### Data records
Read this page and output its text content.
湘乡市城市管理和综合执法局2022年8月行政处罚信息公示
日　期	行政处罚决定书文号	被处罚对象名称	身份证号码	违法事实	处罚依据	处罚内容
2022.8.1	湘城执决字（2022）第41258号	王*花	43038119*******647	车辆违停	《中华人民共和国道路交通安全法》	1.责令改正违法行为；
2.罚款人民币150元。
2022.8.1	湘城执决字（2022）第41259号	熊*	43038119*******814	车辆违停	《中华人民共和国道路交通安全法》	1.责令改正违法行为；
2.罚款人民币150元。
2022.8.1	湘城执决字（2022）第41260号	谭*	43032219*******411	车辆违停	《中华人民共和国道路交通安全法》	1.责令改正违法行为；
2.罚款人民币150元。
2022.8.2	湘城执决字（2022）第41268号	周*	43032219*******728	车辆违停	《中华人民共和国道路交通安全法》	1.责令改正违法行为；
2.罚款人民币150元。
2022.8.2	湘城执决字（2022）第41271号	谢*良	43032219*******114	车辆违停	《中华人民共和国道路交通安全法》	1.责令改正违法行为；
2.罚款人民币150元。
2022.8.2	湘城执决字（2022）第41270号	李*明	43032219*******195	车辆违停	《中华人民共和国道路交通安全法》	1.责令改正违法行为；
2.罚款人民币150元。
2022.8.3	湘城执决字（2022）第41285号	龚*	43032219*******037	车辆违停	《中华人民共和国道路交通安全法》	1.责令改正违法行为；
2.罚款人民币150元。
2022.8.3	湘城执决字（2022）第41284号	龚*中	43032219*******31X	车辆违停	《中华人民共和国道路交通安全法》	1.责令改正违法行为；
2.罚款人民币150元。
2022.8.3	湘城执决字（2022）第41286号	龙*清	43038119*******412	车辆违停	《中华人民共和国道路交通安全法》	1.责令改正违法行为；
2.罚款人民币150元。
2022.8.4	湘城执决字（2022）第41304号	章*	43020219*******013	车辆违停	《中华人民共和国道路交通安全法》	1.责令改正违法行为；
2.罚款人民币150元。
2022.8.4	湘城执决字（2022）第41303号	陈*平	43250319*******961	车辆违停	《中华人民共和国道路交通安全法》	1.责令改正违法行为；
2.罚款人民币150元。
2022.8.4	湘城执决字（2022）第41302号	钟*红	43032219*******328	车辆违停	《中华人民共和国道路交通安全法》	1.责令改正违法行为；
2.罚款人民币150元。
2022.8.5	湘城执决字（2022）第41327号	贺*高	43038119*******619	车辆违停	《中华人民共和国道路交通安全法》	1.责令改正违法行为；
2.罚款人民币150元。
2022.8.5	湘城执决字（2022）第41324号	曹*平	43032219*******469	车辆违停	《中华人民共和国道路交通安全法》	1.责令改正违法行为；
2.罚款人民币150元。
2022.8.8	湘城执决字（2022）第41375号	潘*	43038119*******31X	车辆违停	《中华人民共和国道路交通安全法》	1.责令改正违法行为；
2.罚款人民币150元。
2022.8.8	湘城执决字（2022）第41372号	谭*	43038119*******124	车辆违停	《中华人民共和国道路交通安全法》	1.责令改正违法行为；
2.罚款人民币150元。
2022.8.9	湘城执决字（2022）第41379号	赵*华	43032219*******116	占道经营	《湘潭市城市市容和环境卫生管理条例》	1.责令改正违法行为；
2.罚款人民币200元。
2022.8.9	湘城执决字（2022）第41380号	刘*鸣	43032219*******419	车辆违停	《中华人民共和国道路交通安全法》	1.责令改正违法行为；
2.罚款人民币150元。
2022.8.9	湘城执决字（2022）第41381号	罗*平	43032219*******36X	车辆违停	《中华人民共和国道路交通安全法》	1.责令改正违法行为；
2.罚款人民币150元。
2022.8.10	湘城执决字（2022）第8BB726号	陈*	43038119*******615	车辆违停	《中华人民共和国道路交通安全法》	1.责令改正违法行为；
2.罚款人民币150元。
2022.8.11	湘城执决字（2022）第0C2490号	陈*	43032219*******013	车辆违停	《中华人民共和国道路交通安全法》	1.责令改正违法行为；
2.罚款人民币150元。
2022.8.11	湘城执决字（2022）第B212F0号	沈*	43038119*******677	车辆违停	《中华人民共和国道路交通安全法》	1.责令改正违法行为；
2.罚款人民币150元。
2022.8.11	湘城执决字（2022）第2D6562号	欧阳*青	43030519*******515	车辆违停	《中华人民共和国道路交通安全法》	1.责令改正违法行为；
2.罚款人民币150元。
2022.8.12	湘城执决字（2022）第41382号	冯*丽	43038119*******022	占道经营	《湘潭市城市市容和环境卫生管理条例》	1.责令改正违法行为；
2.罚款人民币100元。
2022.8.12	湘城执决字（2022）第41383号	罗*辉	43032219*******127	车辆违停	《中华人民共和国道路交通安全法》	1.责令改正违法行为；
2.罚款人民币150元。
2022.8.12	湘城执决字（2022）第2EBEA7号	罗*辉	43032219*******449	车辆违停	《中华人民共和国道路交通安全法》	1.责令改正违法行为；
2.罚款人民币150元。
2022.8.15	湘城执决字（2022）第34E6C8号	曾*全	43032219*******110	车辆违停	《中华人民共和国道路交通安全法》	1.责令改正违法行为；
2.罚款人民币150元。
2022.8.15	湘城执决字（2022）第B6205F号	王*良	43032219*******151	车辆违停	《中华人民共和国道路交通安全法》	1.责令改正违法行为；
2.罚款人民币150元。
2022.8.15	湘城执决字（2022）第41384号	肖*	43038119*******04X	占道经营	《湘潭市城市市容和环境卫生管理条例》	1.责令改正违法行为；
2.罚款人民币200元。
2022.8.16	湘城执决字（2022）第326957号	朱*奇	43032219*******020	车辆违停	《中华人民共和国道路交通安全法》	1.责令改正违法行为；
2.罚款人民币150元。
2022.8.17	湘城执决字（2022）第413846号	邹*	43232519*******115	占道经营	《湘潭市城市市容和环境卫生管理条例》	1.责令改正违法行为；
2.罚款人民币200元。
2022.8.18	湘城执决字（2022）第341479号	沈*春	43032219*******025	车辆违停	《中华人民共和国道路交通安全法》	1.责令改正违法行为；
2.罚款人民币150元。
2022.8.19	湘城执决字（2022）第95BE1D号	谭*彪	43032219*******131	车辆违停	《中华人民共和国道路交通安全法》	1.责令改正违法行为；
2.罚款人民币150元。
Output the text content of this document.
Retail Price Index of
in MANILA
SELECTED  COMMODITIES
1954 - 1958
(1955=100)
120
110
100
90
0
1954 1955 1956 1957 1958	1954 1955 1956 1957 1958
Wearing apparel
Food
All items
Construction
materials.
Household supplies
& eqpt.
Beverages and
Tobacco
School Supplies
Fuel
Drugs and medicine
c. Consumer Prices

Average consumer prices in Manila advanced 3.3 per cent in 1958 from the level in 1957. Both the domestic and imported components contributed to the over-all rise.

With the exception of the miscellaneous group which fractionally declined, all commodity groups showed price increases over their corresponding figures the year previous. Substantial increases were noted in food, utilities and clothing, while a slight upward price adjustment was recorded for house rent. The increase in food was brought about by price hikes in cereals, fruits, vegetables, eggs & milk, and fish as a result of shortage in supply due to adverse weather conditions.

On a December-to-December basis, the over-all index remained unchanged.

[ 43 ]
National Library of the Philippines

### Task instructions
Write out the lines above, starting at the line that contains "Output the text content of this document." and ending with the final line, and nothing else; copy them exactly.

### Complete output
Output the text content of this document.
Retail Price Index of
in MANILA
SELECTED  COMMODITIES
1954 - 1958
(1955=100)
120
110
100
90
0
1954 1955 1956 1957 1958	1954 1955 1956 1957 1958
Wearing apparel
Food
All items
Construction
materials.
Household supplies
& eqpt.
Beverages and
Tobacco
School Supplies
Fuel
Drugs and medicine
c. Consumer Prices

Average consumer prices in Manila advanced 3.3 per cent in 1958 from the level in 1957. Both the domestic and imported components contributed to the over-all rise.

With the exception of the miscellaneous group which fractionally declined, all commodity groups showed price increases over their corresponding figures the year previous. Substantial increases were noted in food, utilities and clothing, while a slight upward price adjustment was recorded for house rent. The increase in food was brought about by price hikes in cereals, fruits, vegetables, eggs & milk, and fish as a result of shortage in supply due to adverse weather conditions.

On a December-to-December basis, the over-all index remained unchanged.

[ 43 ]
National Library of the Philippines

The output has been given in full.